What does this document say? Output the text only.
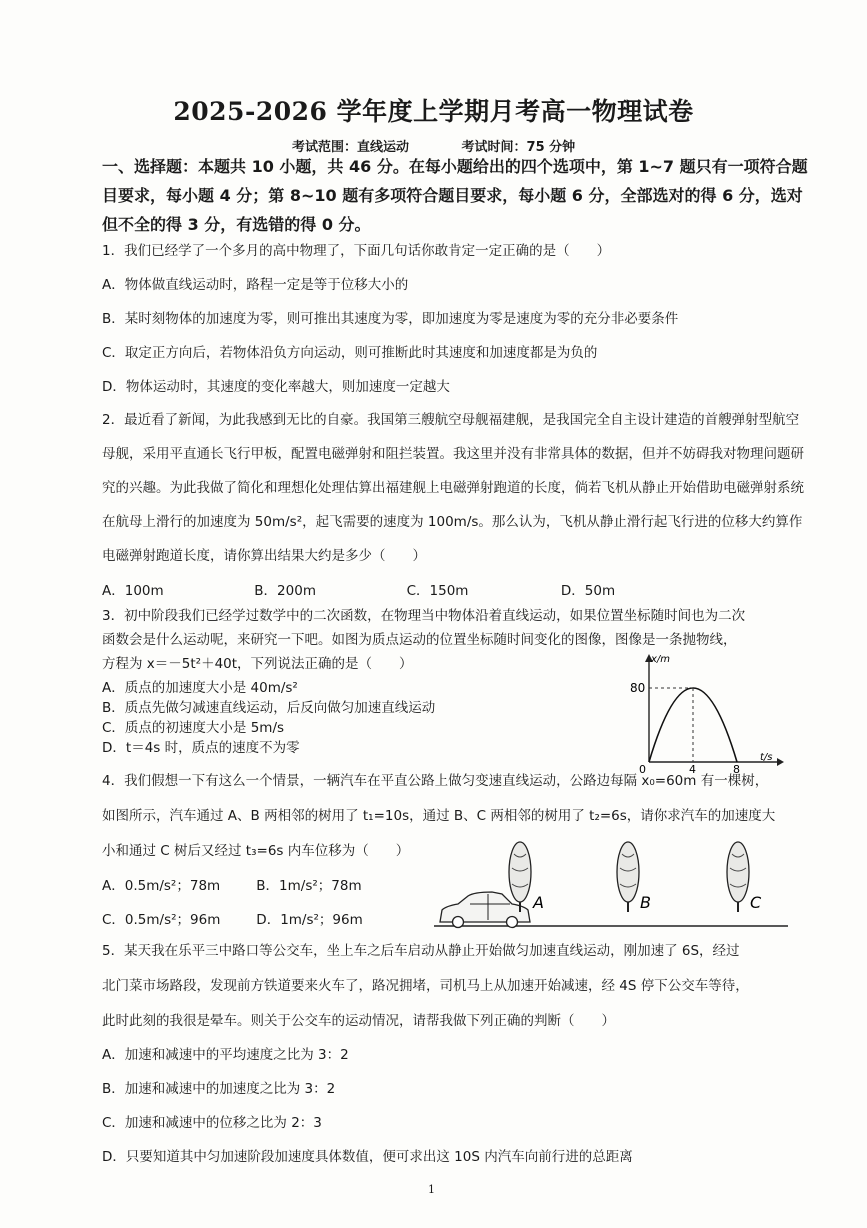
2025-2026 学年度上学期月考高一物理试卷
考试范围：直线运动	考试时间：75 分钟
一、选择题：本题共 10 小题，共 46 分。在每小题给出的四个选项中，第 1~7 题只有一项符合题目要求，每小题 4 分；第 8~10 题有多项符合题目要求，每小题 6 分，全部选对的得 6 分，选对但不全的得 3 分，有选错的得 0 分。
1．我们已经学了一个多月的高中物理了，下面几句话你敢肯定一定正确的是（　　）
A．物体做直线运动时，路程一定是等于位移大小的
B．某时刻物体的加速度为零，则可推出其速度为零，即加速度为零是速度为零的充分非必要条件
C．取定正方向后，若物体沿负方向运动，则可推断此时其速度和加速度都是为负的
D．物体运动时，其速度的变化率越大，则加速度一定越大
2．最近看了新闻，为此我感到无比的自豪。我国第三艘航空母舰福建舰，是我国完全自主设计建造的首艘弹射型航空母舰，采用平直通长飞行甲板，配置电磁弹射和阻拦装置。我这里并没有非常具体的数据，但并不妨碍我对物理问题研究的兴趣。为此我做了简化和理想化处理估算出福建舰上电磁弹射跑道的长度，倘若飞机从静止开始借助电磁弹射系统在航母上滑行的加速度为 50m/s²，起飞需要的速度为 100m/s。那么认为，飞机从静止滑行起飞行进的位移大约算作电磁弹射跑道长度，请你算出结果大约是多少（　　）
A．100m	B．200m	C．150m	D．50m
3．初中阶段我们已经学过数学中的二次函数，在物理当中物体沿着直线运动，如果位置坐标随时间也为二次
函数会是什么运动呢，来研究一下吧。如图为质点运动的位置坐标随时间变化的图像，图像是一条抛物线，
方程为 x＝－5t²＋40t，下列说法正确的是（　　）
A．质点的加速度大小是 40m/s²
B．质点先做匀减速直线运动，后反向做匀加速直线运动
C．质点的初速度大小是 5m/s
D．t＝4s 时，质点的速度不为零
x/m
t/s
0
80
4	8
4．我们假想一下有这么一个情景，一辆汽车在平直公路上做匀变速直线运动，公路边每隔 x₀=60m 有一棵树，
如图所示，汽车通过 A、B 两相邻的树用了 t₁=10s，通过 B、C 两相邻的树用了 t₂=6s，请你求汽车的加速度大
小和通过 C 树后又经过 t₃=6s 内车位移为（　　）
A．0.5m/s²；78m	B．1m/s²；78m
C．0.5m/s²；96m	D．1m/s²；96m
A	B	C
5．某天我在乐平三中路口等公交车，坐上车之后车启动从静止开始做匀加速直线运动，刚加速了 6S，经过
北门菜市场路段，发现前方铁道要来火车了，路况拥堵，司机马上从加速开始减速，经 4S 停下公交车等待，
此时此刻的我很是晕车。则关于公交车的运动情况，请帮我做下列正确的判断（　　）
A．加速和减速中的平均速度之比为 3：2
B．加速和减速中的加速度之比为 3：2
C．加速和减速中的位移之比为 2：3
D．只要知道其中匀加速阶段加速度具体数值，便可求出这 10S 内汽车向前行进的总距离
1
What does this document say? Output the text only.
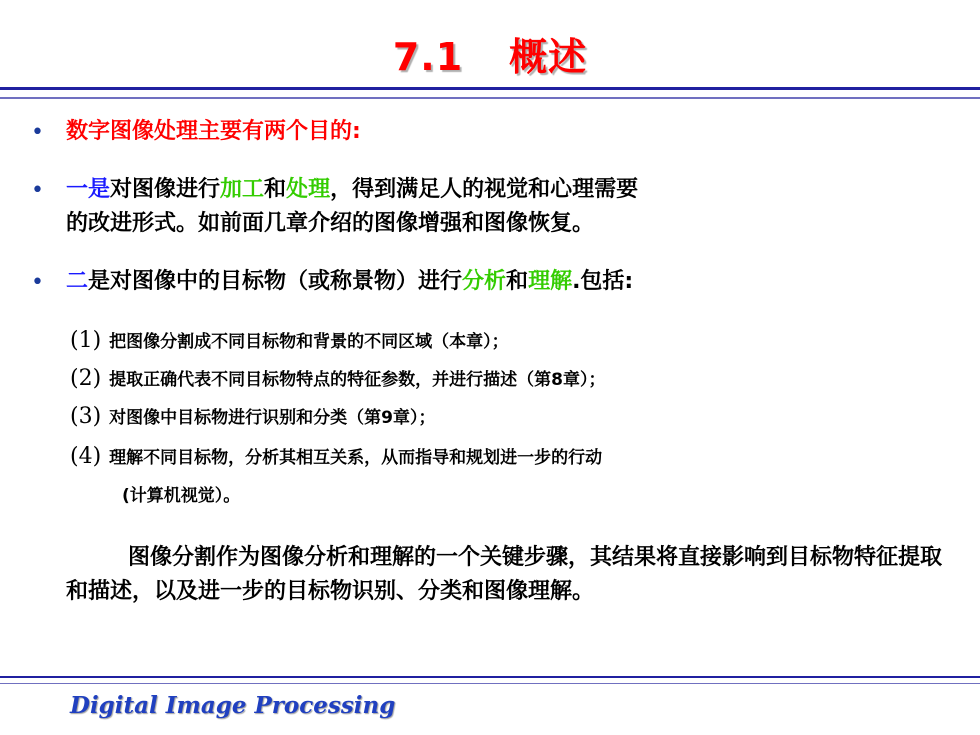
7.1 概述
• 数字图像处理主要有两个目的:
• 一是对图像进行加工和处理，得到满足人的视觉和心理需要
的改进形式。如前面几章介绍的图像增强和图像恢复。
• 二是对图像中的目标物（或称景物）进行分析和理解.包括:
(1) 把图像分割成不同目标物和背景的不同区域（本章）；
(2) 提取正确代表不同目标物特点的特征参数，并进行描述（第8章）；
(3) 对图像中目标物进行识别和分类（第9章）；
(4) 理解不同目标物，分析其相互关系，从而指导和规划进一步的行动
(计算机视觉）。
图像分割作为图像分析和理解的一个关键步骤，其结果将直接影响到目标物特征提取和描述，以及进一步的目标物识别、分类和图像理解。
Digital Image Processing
- - -
→ Exercise directions
Pictures are not part of the copy; output everything else in the records exactly.

→ Response to this task
What does this document say? Output the text only.
2025-2026 学年度上学期月考高一物理试卷
考试范围：直线运动	考试时间：75 分钟
一、选择题：本题共 10 小题，共 46 分。在每小题给出的四个选项中，第 1~7 题只有一项符合题目要求，每小题 4 分；第 8~10 题有多项符合题目要求，每小题 6 分，全部选对的得 6 分，选对但不全的得 3 分，有选错的得 0 分。
1．我们已经学了一个多月的高中物理了，下面几句话你敢肯定一定正确的是（　　）
A．物体做直线运动时，路程一定是等于位移大小的
B．某时刻物体的加速度为零，则可推出其速度为零，即加速度为零是速度为零的充分非必要条件
C．取定正方向后，若物体沿负方向运动，则可推断此时其速度和加速度都是为负的
D．物体运动时，其速度的变化率越大，则加速度一定越大
2．最近看了新闻，为此我感到无比的自豪。我国第三艘航空母舰福建舰，是我国完全自主设计建造的首艘弹射型航空母舰，采用平直通长飞行甲板，配置电磁弹射和阻拦装置。我这里并没有非常具体的数据，但并不妨碍我对物理问题研究的兴趣。为此我做了简化和理想化处理估算出福建舰上电磁弹射跑道的长度，倘若飞机从静止开始借助电磁弹射系统在航母上滑行的加速度为 50m/s²，起飞需要的速度为 100m/s。那么认为，飞机从静止滑行起飞行进的位移大约算作电磁弹射跑道长度，请你算出结果大约是多少（　　）
A．100m	B．200m	C．150m	D．50m
3．初中阶段我们已经学过数学中的二次函数，在物理当中物体沿着直线运动，如果位置坐标随时间也为二次
函数会是什么运动呢，来研究一下吧。如图为质点运动的位置坐标随时间变化的图像，图像是一条抛物线，
方程为 x＝－5t²＋40t，下列说法正确的是（　　）
A．质点的加速度大小是 40m/s²
B．质点先做匀减速直线运动，后反向做匀加速直线运动
C．质点的初速度大小是 5m/s
D．t＝4s 时，质点的速度不为零
x/m
t/s
0
80
4	8
4．我们假想一下有这么一个情景，一辆汽车在平直公路上做匀变速直线运动，公路边每隔 x₀=60m 有一棵树，
如图所示，汽车通过 A、B 两相邻的树用了 t₁=10s，通过 B、C 两相邻的树用了 t₂=6s，请你求汽车的加速度大
小和通过 C 树后又经过 t₃=6s 内车位移为（　　）
A．0.5m/s²；78m	B．1m/s²；78m
C．0.5m/s²；96m	D．1m/s²；96m
A	B	C
5．某天我在乐平三中路口等公交车，坐上车之后车启动从静止开始做匀加速直线运动，刚加速了 6S，经过
北门菜市场路段，发现前方铁道要来火车了，路况拥堵，司机马上从加速开始减速，经 4S 停下公交车等待，
此时此刻的我很是晕车。则关于公交车的运动情况，请帮我做下列正确的判断（　　）
A．加速和减速中的平均速度之比为 3：2
B．加速和减速中的加速度之比为 3：2
C．加速和减速中的位移之比为 2：3
D．只要知道其中匀加速阶段加速度具体数值，便可求出这 10S 内汽车向前行进的总距离
1
What does this document say? Output the text only.
7.1 概述
• 数字图像处理主要有两个目的:
• 一是对图像进行加工和处理，得到满足人的视觉和心理需要
的改进形式。如前面几章介绍的图像增强和图像恢复。
• 二是对图像中的目标物（或称景物）进行分析和理解.包括:
(1) 把图像分割成不同目标物和背景的不同区域（本章）；
(2) 提取正确代表不同目标物特点的特征参数，并进行描述（第8章）；
(3) 对图像中目标物进行识别和分类（第9章）；
(4) 理解不同目标物，分析其相互关系，从而指导和规划进一步的行动
(计算机视觉）。
图像分割作为图像分析和理解的一个关键步骤，其结果将直接影响到目标物特征提取和描述，以及进一步的目标物识别、分类和图像理解。
Digital Image Processing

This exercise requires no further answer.